DIRECTIONS => Restate the data exactly as given and keep the pictures out.

TASK INPUT =>
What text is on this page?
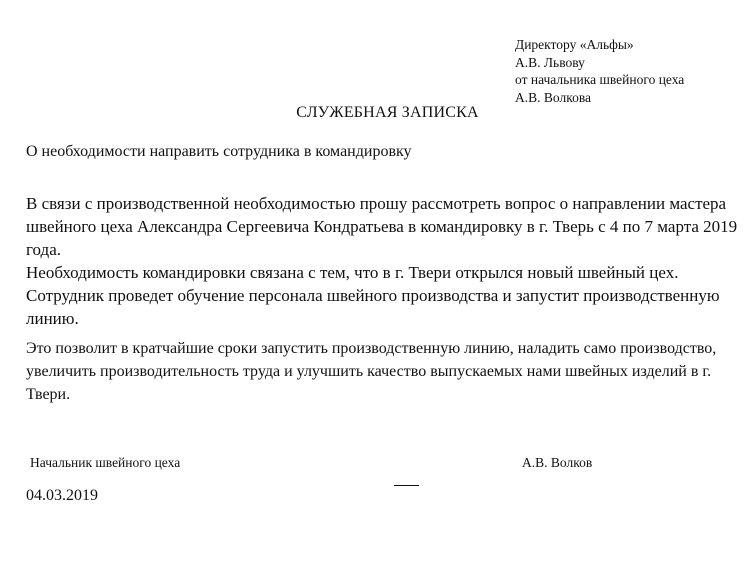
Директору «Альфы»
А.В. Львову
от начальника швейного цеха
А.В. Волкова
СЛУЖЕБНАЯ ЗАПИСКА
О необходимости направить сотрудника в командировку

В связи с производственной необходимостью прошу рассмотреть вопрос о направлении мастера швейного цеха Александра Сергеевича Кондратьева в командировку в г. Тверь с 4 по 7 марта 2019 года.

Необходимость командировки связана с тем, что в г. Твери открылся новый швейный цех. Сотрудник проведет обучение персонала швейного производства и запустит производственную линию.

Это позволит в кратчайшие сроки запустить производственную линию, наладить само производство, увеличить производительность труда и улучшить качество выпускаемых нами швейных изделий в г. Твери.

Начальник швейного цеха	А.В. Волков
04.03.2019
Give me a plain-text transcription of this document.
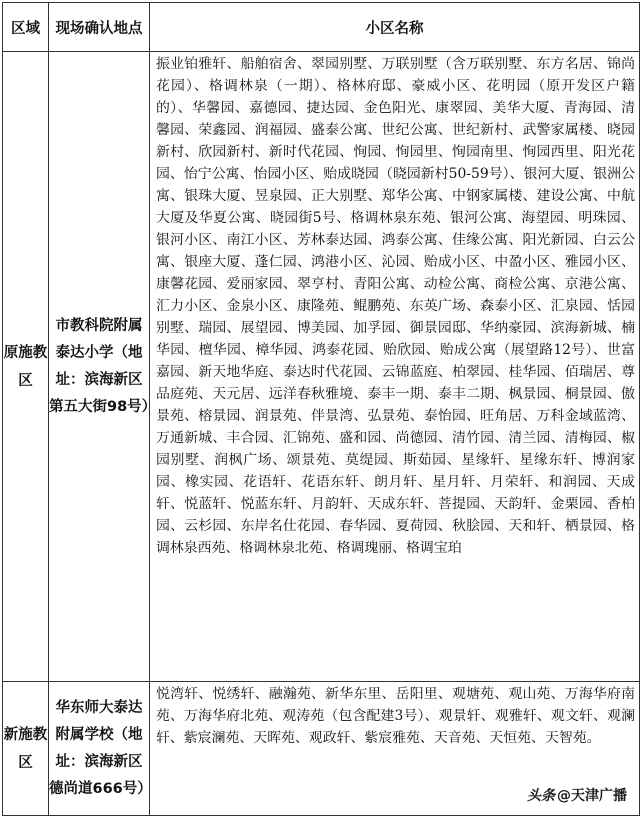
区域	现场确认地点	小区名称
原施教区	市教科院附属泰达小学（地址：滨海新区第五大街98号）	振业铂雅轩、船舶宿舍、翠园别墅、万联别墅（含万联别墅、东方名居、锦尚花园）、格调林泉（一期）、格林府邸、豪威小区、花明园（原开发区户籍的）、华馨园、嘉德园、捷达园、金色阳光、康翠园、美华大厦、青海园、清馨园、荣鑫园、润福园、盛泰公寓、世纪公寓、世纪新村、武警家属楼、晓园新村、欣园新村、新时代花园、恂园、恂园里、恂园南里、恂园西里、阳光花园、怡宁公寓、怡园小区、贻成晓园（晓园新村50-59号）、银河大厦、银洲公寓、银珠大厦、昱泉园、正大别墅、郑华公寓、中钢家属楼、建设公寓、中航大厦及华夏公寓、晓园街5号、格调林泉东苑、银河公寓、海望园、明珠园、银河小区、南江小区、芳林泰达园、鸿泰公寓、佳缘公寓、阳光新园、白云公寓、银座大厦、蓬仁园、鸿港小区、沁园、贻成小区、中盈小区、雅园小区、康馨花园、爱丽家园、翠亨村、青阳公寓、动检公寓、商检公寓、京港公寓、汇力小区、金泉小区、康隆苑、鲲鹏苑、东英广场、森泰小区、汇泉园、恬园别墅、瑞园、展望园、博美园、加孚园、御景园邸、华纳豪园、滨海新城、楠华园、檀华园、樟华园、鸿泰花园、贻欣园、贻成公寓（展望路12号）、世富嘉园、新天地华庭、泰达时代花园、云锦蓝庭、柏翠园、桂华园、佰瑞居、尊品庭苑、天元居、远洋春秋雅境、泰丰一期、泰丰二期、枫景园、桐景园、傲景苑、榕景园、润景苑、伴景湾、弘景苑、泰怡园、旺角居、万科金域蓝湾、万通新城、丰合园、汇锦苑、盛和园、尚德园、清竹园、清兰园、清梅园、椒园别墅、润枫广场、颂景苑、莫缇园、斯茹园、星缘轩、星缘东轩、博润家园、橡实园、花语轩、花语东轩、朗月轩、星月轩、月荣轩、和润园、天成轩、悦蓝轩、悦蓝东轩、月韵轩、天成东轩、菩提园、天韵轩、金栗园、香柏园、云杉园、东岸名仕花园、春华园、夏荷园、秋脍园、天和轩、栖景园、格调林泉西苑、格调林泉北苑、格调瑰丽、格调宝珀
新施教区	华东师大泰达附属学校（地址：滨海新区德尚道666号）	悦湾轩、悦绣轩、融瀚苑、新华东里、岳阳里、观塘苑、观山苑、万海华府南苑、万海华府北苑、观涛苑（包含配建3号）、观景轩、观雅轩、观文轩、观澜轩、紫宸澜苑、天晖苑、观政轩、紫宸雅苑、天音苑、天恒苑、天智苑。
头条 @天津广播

FINISHED TASK =>
What text is on this page?
Директору «Альфы»
А.В. Львову
от начальника швейного цеха
А.В. Волкова
СЛУЖЕБНАЯ ЗАПИСКА
О необходимости направить сотрудника в командировку

В связи с производственной необходимостью прошу рассмотреть вопрос о направлении мастера швейного цеха Александра Сергеевича Кондратьева в командировку в г. Тверь с 4 по 7 марта 2019 года.

Необходимость командировки связана с тем, что в г. Твери открылся новый швейный цех. Сотрудник проведет обучение персонала швейного производства и запустит производственную линию.

Это позволит в кратчайшие сроки запустить производственную линию, наладить само производство, увеличить производительность труда и улучшить качество выпускаемых нами швейных изделий в г. Твери.

Начальник швейного цеха	А.В. Волков
04.03.2019
Give me a plain-text transcription of this document.
区域	现场确认地点	小区名称
原施教区	市教科院附属泰达小学（地址：滨海新区第五大街98号）	振业铂雅轩、船舶宿舍、翠园别墅、万联别墅（含万联别墅、东方名居、锦尚花园）、格调林泉（一期）、格林府邸、豪威小区、花明园（原开发区户籍的）、华馨园、嘉德园、捷达园、金色阳光、康翠园、美华大厦、青海园、清馨园、荣鑫园、润福园、盛泰公寓、世纪公寓、世纪新村、武警家属楼、晓园新村、欣园新村、新时代花园、恂园、恂园里、恂园南里、恂园西里、阳光花园、怡宁公寓、怡园小区、贻成晓园（晓园新村50-59号）、银河大厦、银洲公寓、银珠大厦、昱泉园、正大别墅、郑华公寓、中钢家属楼、建设公寓、中航大厦及华夏公寓、晓园街5号、格调林泉东苑、银河公寓、海望园、明珠园、银河小区、南江小区、芳林泰达园、鸿泰公寓、佳缘公寓、阳光新园、白云公寓、银座大厦、蓬仁园、鸿港小区、沁园、贻成小区、中盈小区、雅园小区、康馨花园、爱丽家园、翠亨村、青阳公寓、动检公寓、商检公寓、京港公寓、汇力小区、金泉小区、康隆苑、鲲鹏苑、东英广场、森泰小区、汇泉园、恬园别墅、瑞园、展望园、博美园、加孚园、御景园邸、华纳豪园、滨海新城、楠华园、檀华园、樟华园、鸿泰花园、贻欣园、贻成公寓（展望路12号）、世富嘉园、新天地华庭、泰达时代花园、云锦蓝庭、柏翠园、桂华园、佰瑞居、尊品庭苑、天元居、远洋春秋雅境、泰丰一期、泰丰二期、枫景园、桐景园、傲景苑、榕景园、润景苑、伴景湾、弘景苑、泰怡园、旺角居、万科金域蓝湾、万通新城、丰合园、汇锦苑、盛和园、尚德园、清竹园、清兰园、清梅园、椒园别墅、润枫广场、颂景苑、莫缇园、斯茹园、星缘轩、星缘东轩、博润家园、橡实园、花语轩、花语东轩、朗月轩、星月轩、月荣轩、和润园、天成轩、悦蓝轩、悦蓝东轩、月韵轩、天成东轩、菩提园、天韵轩、金栗园、香柏园、云杉园、东岸名仕花园、春华园、夏荷园、秋脍园、天和轩、栖景园、格调林泉西苑、格调林泉北苑、格调瑰丽、格调宝珀
新施教区	华东师大泰达附属学校（地址：滨海新区德尚道666号）	悦湾轩、悦绣轩、融瀚苑、新华东里、岳阳里、观塘苑、观山苑、万海华府南苑、万海华府北苑、观涛苑（包含配建3号）、观景轩、观雅轩、观文轩、观澜轩、紫宸澜苑、天晖苑、观政轩、紫宸雅苑、天音苑、天恒苑、天智苑。
头条 @天津广播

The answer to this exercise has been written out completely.